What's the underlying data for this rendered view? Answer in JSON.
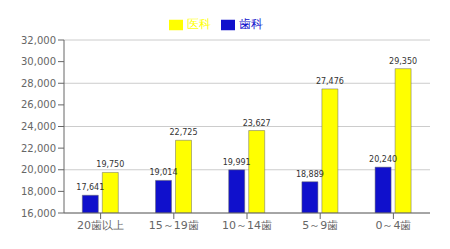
{
  "chart_data": {
    "type": "bar",
    "categories": [
      "20歯以上",
      "15～19歯",
      "10～14歯",
      "5～9歯",
      "0～4歯"
    ],
    "series": [
      {
        "name": "歯科",
        "color": "#1010CC",
        "values": [
          17641,
          19014,
          19991,
          18889,
          20240
        ],
        "value_labels": [
          "17,641",
          "19,014",
          "19,991",
          "18,889",
          "20,240"
        ]
      },
      {
        "name": "医科",
        "color": "#FFFF00",
        "values": [
          19750,
          22725,
          23627,
          27476,
          29350
        ],
        "value_labels": [
          "19,750",
          "22,725",
          "23,627",
          "27,476",
          "29,350"
        ]
      }
    ],
    "ylim": [
      16000,
      32000
    ],
    "yticks": [
      {
        "value": 16000,
        "label": "16,000"
      },
      {
        "value": 18000,
        "label": "18,000"
      },
      {
        "value": 20000,
        "label": "20,000"
      },
      {
        "value": 22000,
        "label": "22,000"
      },
      {
        "value": 24000,
        "label": "24,000"
      },
      {
        "value": 26000,
        "label": "26,000"
      },
      {
        "value": 28000,
        "label": "28,000"
      },
      {
        "value": 30000,
        "label": "30,000"
      },
      {
        "value": 32000,
        "label": "32,000"
      }
    ],
    "grid": true,
    "legend": "top",
    "data_labels": true
  }
}
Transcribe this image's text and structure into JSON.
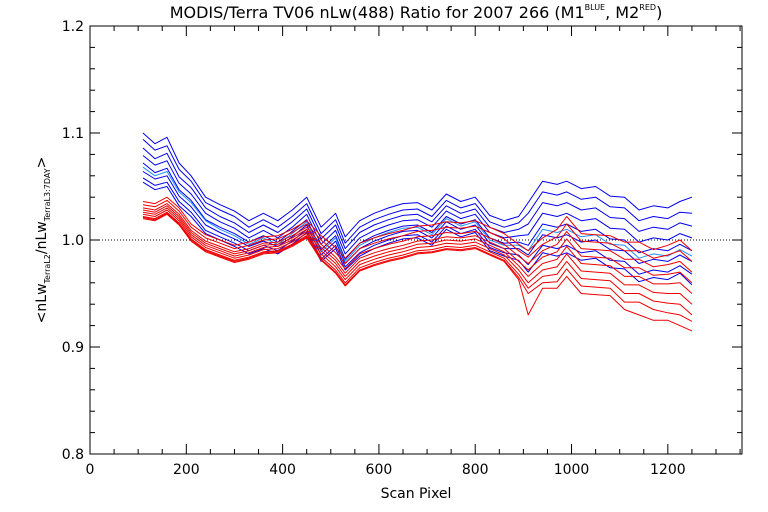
{
  "chart_data": {
    "type": "line",
    "title_main": "MODIS/Terra TV06 nLw(488) Ratio for 2007 266 (M1",
    "title_sup1": "BLUE",
    "title_mid": ", M2",
    "title_sup2": "RED",
    "title_end": ")",
    "xlabel": "Scan Pixel",
    "ylabel_parts": {
      "open": "<nLw",
      "sub1": "TerraL2",
      "slash": "/nLw",
      "sub2": "TerraL3:7DAY",
      "close": ">"
    },
    "xlim": [
      0,
      1354
    ],
    "ylim": [
      0.8,
      1.2
    ],
    "x_ticks": [
      "0",
      "200",
      "400",
      "600",
      "800",
      "1000",
      "1200"
    ],
    "y_ticks": [
      "0.8",
      "0.9",
      "1.0",
      "1.1",
      "1.2"
    ],
    "reference_line": 1.0,
    "colors": {
      "blue": "#0000ee",
      "light_blue": "#1e90ff",
      "red": "#ee0000",
      "axis": "#000000"
    },
    "x": [
      110,
      135,
      160,
      185,
      210,
      240,
      270,
      300,
      330,
      360,
      390,
      420,
      450,
      480,
      510,
      530,
      560,
      590,
      620,
      650,
      680,
      710,
      740,
      770,
      800,
      830,
      860,
      890,
      910,
      940,
      970,
      990,
      1020,
      1050,
      1080,
      1110,
      1140,
      1170,
      1200,
      1225,
      1250
    ],
    "series": [
      {
        "color": "blue",
        "values": [
          1.1,
          1.09,
          1.096,
          1.072,
          1.06,
          1.04,
          1.033,
          1.027,
          1.018,
          1.025,
          1.018,
          1.028,
          1.04,
          1.012,
          1.025,
          1.003,
          1.018,
          1.025,
          1.03,
          1.034,
          1.035,
          1.028,
          1.043,
          1.036,
          1.04,
          1.023,
          1.018,
          1.022,
          1.035,
          1.055,
          1.052,
          1.055,
          1.048,
          1.05,
          1.041,
          1.04,
          1.028,
          1.032,
          1.03,
          1.036,
          1.04
        ]
      },
      {
        "color": "blue",
        "values": [
          1.094,
          1.084,
          1.088,
          1.066,
          1.055,
          1.035,
          1.028,
          1.022,
          1.012,
          1.019,
          1.012,
          1.022,
          1.034,
          1.006,
          1.019,
          0.997,
          1.012,
          1.019,
          1.024,
          1.028,
          1.029,
          1.022,
          1.037,
          1.03,
          1.034,
          1.017,
          1.012,
          1.016,
          1.025,
          1.045,
          1.042,
          1.045,
          1.038,
          1.04,
          1.031,
          1.03,
          1.018,
          1.022,
          1.02,
          1.026,
          1.025
        ]
      },
      {
        "color": "blue",
        "values": [
          1.086,
          1.076,
          1.081,
          1.059,
          1.049,
          1.03,
          1.022,
          1.016,
          1.007,
          1.014,
          1.007,
          1.017,
          1.029,
          1.001,
          1.014,
          0.992,
          1.007,
          1.014,
          1.019,
          1.023,
          1.024,
          1.017,
          1.032,
          1.025,
          1.029,
          1.012,
          1.007,
          1.01,
          1.015,
          1.035,
          1.032,
          1.035,
          1.028,
          1.03,
          1.021,
          1.02,
          1.008,
          1.012,
          1.01,
          1.016,
          1.013
        ]
      },
      {
        "color": "blue",
        "values": [
          1.079,
          1.07,
          1.074,
          1.053,
          1.043,
          1.025,
          1.017,
          1.011,
          1.002,
          1.009,
          1.002,
          1.012,
          1.024,
          0.996,
          1.009,
          0.987,
          1.002,
          1.009,
          1.014,
          1.018,
          1.019,
          1.012,
          1.027,
          1.02,
          1.024,
          1.007,
          1.002,
          1.004,
          1.005,
          1.025,
          1.022,
          1.025,
          1.018,
          1.02,
          1.011,
          1.01,
          0.998,
          1.002,
          1.0,
          1.006,
          1.002
        ]
      },
      {
        "color": "blue",
        "values": [
          1.072,
          1.063,
          1.067,
          1.047,
          1.037,
          1.019,
          1.012,
          1.006,
          0.998,
          1.004,
          0.998,
          1.008,
          1.019,
          0.991,
          1.004,
          0.982,
          0.997,
          1.004,
          1.009,
          1.013,
          1.014,
          1.007,
          1.022,
          1.015,
          1.019,
          1.002,
          0.997,
          0.998,
          0.995,
          1.015,
          1.012,
          1.015,
          1.008,
          1.01,
          1.001,
          1.0,
          0.988,
          0.992,
          0.99,
          0.996,
          0.99
        ]
      },
      {
        "color": "blue",
        "values": [
          1.064,
          1.057,
          1.06,
          1.041,
          1.031,
          1.014,
          1.007,
          1.001,
          0.994,
          0.999,
          0.994,
          1.003,
          1.014,
          0.986,
          0.999,
          0.978,
          0.992,
          0.999,
          1.004,
          1.008,
          1.009,
          1.002,
          1.017,
          1.01,
          1.014,
          0.997,
          0.992,
          0.992,
          0.986,
          1.005,
          1.002,
          1.005,
          0.998,
          1.0,
          0.991,
          0.99,
          0.978,
          0.982,
          0.98,
          0.986,
          0.98
        ]
      },
      {
        "color": "blue",
        "values": [
          1.058,
          1.051,
          1.054,
          1.036,
          1.026,
          1.009,
          1.003,
          0.997,
          0.99,
          0.995,
          0.99,
          0.999,
          1.01,
          0.982,
          0.995,
          0.975,
          0.988,
          0.995,
          1.0,
          1.004,
          1.005,
          0.998,
          1.013,
          1.006,
          1.01,
          0.993,
          0.988,
          0.986,
          0.977,
          0.995,
          0.992,
          0.995,
          0.988,
          0.99,
          0.981,
          0.98,
          0.968,
          0.972,
          0.97,
          0.976,
          0.968
        ]
      },
      {
        "color": "blue",
        "values": [
          1.054,
          1.047,
          1.05,
          1.032,
          1.022,
          1.006,
          1.0,
          0.994,
          0.987,
          0.992,
          0.987,
          0.996,
          1.007,
          0.98,
          0.992,
          0.972,
          0.985,
          0.992,
          0.997,
          1.001,
          1.002,
          0.995,
          1.01,
          1.003,
          1.007,
          0.99,
          0.985,
          0.981,
          0.97,
          0.988,
          0.985,
          0.988,
          0.981,
          0.983,
          0.974,
          0.973,
          0.961,
          0.965,
          0.963,
          0.969,
          0.958
        ]
      },
      {
        "color": "light_blue",
        "values": [
          1.068,
          1.06,
          1.064,
          1.045,
          1.035,
          1.018,
          1.01,
          1.004,
          0.996,
          1.002,
          0.996,
          1.006,
          1.017,
          0.989,
          1.002,
          0.98,
          0.995,
          1.002,
          1.007,
          1.011,
          1.012,
          1.005,
          1.02,
          1.013,
          1.017,
          1.0,
          0.995,
          0.995,
          0.99,
          1.01,
          1.007,
          1.01,
          1.003,
          1.005,
          0.996,
          0.995,
          0.983,
          0.987,
          0.985,
          0.991,
          0.985
        ]
      },
      {
        "color": "red",
        "values": [
          1.036,
          1.034,
          1.04,
          1.03,
          1.015,
          1.005,
          1.0,
          0.995,
          0.998,
          1.003,
          1.004,
          1.01,
          1.018,
          1.004,
          0.993,
          0.983,
          0.997,
          1.002,
          1.006,
          1.009,
          1.013,
          1.014,
          1.017,
          1.016,
          1.018,
          1.012,
          1.006,
          0.996,
          0.99,
          1.002,
          1.01,
          1.022,
          1.006,
          1.005,
          1.004,
          0.998,
          0.998,
          0.991,
          0.995,
          1.0,
          0.99
        ]
      },
      {
        "color": "red",
        "values": [
          1.033,
          1.031,
          1.037,
          1.027,
          1.012,
          1.002,
          0.997,
          0.992,
          0.995,
          1.0,
          1.001,
          1.007,
          1.015,
          1.0,
          0.988,
          0.978,
          0.992,
          0.997,
          1.001,
          1.004,
          1.008,
          1.009,
          1.012,
          1.011,
          1.013,
          1.007,
          1.001,
          0.99,
          0.984,
          0.996,
          1.003,
          1.015,
          0.999,
          0.998,
          0.997,
          0.99,
          0.99,
          0.983,
          0.986,
          0.99,
          0.98
        ]
      },
      {
        "color": "red",
        "values": [
          1.03,
          1.028,
          1.034,
          1.024,
          1.009,
          0.999,
          0.994,
          0.989,
          0.992,
          0.997,
          0.998,
          1.004,
          1.012,
          0.996,
          0.984,
          0.973,
          0.987,
          0.992,
          0.996,
          0.999,
          1.003,
          1.004,
          1.007,
          1.006,
          1.008,
          1.002,
          0.996,
          0.985,
          0.978,
          0.99,
          0.996,
          1.008,
          0.992,
          0.991,
          0.99,
          0.982,
          0.982,
          0.975,
          0.977,
          0.98,
          0.97
        ]
      },
      {
        "color": "red",
        "values": [
          1.028,
          1.026,
          1.032,
          1.022,
          1.007,
          0.997,
          0.992,
          0.987,
          0.99,
          0.995,
          0.996,
          1.002,
          1.01,
          0.993,
          0.981,
          0.969,
          0.983,
          0.988,
          0.992,
          0.995,
          0.999,
          1.0,
          1.003,
          1.002,
          1.004,
          0.998,
          0.992,
          0.98,
          0.972,
          0.984,
          0.989,
          1.001,
          0.985,
          0.984,
          0.983,
          0.974,
          0.974,
          0.967,
          0.968,
          0.97,
          0.96
        ]
      },
      {
        "color": "red",
        "values": [
          1.026,
          1.024,
          1.03,
          1.02,
          1.005,
          0.995,
          0.99,
          0.985,
          0.988,
          0.993,
          0.994,
          1.0,
          1.008,
          0.99,
          0.978,
          0.966,
          0.98,
          0.985,
          0.989,
          0.992,
          0.996,
          0.997,
          1.0,
          0.999,
          1.001,
          0.995,
          0.989,
          0.976,
          0.966,
          0.978,
          0.982,
          0.994,
          0.978,
          0.977,
          0.976,
          0.966,
          0.966,
          0.959,
          0.959,
          0.96,
          0.95
        ]
      },
      {
        "color": "red",
        "values": [
          1.024,
          1.022,
          1.028,
          1.018,
          1.003,
          0.993,
          0.988,
          0.983,
          0.986,
          0.991,
          0.992,
          0.998,
          1.006,
          0.987,
          0.975,
          0.963,
          0.977,
          0.982,
          0.986,
          0.989,
          0.993,
          0.994,
          0.997,
          0.996,
          0.998,
          0.992,
          0.986,
          0.972,
          0.96,
          0.972,
          0.975,
          0.987,
          0.971,
          0.97,
          0.969,
          0.958,
          0.958,
          0.951,
          0.95,
          0.95,
          0.94
        ]
      },
      {
        "color": "red",
        "values": [
          1.022,
          1.02,
          1.026,
          1.016,
          1.001,
          0.991,
          0.986,
          0.981,
          0.984,
          0.989,
          0.99,
          0.996,
          1.004,
          0.984,
          0.972,
          0.96,
          0.974,
          0.979,
          0.983,
          0.986,
          0.99,
          0.991,
          0.994,
          0.993,
          0.995,
          0.989,
          0.983,
          0.968,
          0.955,
          0.966,
          0.968,
          0.98,
          0.964,
          0.963,
          0.962,
          0.95,
          0.95,
          0.943,
          0.941,
          0.94,
          0.93
        ]
      },
      {
        "color": "red",
        "values": [
          1.021,
          1.019,
          1.025,
          1.015,
          1.0,
          0.99,
          0.985,
          0.98,
          0.983,
          0.988,
          0.989,
          0.995,
          1.003,
          0.982,
          0.97,
          0.958,
          0.972,
          0.977,
          0.981,
          0.984,
          0.988,
          0.989,
          0.992,
          0.991,
          0.993,
          0.987,
          0.981,
          0.965,
          0.95,
          0.96,
          0.961,
          0.973,
          0.957,
          0.956,
          0.955,
          0.942,
          0.942,
          0.935,
          0.932,
          0.93,
          0.924
        ]
      },
      {
        "color": "red",
        "values": [
          1.02,
          1.018,
          1.024,
          1.014,
          0.999,
          0.989,
          0.984,
          0.979,
          0.982,
          0.987,
          0.988,
          0.994,
          1.002,
          0.981,
          0.969,
          0.957,
          0.971,
          0.976,
          0.98,
          0.983,
          0.987,
          0.988,
          0.991,
          0.99,
          0.992,
          0.986,
          0.98,
          0.963,
          0.93,
          0.955,
          0.955,
          0.966,
          0.95,
          0.949,
          0.948,
          0.935,
          0.93,
          0.925,
          0.925,
          0.92,
          0.915
        ]
      }
    ]
  }
}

◆ ◆ ◆ ◆ ◆

**WRITTEN REQUEST:**
Using the listing above, pick out each line that contains the word "JSON", then copy it.

**FULL SOLUTION:**
What's the underlying data for this rendered view? Answer in JSON.
Transcribe this image's text and structure into JSON.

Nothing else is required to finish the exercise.